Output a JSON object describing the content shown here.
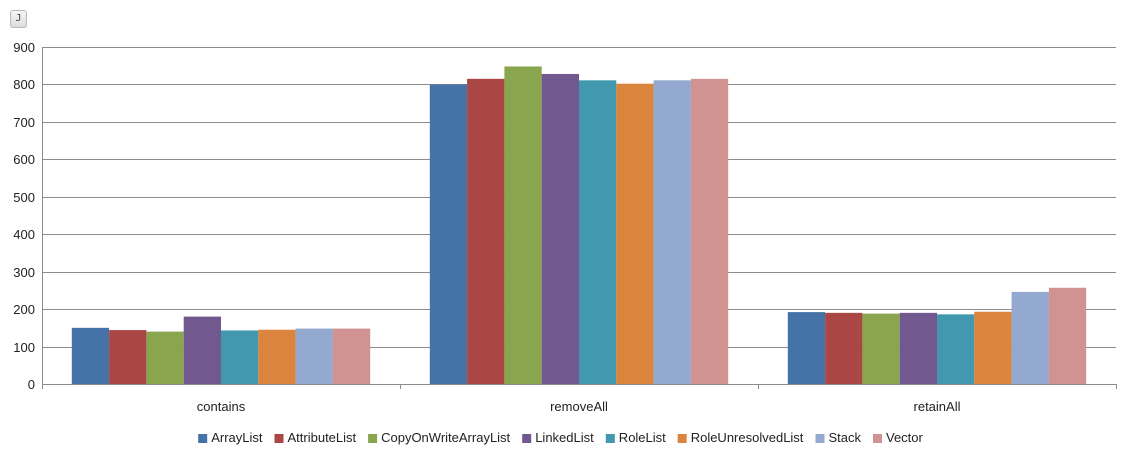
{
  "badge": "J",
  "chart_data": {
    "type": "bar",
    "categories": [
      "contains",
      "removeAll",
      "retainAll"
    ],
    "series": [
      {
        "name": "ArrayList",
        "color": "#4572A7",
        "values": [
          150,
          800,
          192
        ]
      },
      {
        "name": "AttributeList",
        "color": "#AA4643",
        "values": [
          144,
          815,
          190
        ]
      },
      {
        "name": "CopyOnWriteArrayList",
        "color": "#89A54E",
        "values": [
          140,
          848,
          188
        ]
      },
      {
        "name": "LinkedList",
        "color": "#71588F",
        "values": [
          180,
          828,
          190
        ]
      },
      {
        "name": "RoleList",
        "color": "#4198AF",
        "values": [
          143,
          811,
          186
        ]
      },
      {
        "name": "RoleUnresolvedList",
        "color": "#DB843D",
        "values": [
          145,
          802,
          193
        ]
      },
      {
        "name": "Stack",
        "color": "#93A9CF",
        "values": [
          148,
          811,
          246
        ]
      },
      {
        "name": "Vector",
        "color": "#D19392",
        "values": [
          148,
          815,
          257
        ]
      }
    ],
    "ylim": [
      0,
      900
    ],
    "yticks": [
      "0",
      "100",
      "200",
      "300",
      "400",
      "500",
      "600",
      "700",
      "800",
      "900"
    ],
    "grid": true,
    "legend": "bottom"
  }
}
# # # #
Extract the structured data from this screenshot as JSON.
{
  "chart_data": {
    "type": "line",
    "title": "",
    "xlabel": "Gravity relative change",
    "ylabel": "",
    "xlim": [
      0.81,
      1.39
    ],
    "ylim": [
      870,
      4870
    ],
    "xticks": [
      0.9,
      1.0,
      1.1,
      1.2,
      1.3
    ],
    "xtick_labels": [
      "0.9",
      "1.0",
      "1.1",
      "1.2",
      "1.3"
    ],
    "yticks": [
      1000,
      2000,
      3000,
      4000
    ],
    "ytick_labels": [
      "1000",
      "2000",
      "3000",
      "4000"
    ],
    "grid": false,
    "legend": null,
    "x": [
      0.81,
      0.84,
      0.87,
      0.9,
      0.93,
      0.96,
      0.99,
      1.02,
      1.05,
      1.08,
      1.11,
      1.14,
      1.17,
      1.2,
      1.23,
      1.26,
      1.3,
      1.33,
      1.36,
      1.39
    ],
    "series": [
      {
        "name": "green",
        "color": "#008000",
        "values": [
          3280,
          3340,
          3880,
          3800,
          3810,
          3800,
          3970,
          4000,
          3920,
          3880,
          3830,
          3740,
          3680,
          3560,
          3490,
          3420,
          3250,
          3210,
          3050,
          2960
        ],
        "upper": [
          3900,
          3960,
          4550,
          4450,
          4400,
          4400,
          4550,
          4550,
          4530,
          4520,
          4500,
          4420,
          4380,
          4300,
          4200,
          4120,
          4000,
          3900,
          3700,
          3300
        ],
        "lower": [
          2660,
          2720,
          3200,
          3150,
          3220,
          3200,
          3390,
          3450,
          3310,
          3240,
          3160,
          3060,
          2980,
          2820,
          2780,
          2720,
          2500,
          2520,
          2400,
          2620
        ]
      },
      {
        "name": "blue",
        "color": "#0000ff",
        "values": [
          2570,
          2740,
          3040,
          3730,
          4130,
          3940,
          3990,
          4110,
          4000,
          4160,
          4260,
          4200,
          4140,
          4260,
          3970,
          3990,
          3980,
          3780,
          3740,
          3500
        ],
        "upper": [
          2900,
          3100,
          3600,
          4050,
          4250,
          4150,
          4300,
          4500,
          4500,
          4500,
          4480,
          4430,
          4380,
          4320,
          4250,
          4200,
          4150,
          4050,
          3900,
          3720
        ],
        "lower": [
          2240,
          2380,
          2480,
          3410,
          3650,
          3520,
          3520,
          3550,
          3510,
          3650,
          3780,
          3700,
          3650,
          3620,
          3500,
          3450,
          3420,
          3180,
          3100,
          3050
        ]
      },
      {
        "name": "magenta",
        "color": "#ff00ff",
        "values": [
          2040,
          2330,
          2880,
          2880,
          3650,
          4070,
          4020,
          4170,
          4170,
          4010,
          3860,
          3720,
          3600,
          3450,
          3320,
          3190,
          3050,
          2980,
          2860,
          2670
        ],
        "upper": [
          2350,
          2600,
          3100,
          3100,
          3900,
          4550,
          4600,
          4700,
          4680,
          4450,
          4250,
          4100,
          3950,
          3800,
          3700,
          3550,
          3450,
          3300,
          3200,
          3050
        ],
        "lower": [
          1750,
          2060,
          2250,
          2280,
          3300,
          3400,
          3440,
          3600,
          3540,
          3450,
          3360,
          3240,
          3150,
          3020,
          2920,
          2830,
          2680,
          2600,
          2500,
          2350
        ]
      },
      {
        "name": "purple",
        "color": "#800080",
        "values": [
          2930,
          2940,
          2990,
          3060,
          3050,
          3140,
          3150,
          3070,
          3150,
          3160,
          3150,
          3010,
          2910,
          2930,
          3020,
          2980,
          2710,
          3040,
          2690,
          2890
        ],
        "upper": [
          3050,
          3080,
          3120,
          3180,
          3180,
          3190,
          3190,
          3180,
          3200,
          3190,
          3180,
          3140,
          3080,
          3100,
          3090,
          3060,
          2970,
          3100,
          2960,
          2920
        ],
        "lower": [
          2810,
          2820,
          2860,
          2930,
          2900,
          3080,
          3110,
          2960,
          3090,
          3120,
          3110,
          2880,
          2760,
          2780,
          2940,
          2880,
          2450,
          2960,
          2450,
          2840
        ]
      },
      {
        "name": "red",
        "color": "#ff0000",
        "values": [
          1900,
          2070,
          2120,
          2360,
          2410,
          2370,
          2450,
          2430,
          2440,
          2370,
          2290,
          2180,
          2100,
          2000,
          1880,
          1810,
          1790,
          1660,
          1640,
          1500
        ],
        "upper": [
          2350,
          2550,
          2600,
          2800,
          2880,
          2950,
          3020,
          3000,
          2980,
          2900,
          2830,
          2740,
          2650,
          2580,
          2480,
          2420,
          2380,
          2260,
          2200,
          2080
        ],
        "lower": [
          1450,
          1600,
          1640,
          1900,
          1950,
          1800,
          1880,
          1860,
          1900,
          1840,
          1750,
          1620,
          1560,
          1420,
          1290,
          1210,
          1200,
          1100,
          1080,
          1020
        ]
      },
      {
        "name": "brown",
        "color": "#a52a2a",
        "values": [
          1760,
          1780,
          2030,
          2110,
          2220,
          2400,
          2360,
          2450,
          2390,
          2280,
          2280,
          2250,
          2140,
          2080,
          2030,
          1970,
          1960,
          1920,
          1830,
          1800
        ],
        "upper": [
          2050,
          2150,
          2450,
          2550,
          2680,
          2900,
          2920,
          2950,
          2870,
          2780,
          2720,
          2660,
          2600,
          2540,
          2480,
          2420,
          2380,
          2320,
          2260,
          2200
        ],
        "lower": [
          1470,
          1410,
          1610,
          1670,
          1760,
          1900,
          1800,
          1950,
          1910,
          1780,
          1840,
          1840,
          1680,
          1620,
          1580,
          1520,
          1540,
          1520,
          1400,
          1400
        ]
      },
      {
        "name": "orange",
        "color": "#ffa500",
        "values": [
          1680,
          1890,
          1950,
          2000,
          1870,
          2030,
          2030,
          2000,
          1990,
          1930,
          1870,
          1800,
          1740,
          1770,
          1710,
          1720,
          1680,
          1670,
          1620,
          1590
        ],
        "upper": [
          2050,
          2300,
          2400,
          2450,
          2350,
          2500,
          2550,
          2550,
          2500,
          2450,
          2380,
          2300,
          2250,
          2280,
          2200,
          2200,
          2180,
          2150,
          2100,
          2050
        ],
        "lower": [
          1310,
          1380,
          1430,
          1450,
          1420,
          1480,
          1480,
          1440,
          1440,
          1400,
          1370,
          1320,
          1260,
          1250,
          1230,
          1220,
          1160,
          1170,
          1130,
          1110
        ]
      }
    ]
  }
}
# # # #
**Short exercise**
Pull out every line of the records that includes the string "JSON".

**Exercise result**
Output a JSON object describing the content shown here.
Extract the structured data from this screenshot as JSON.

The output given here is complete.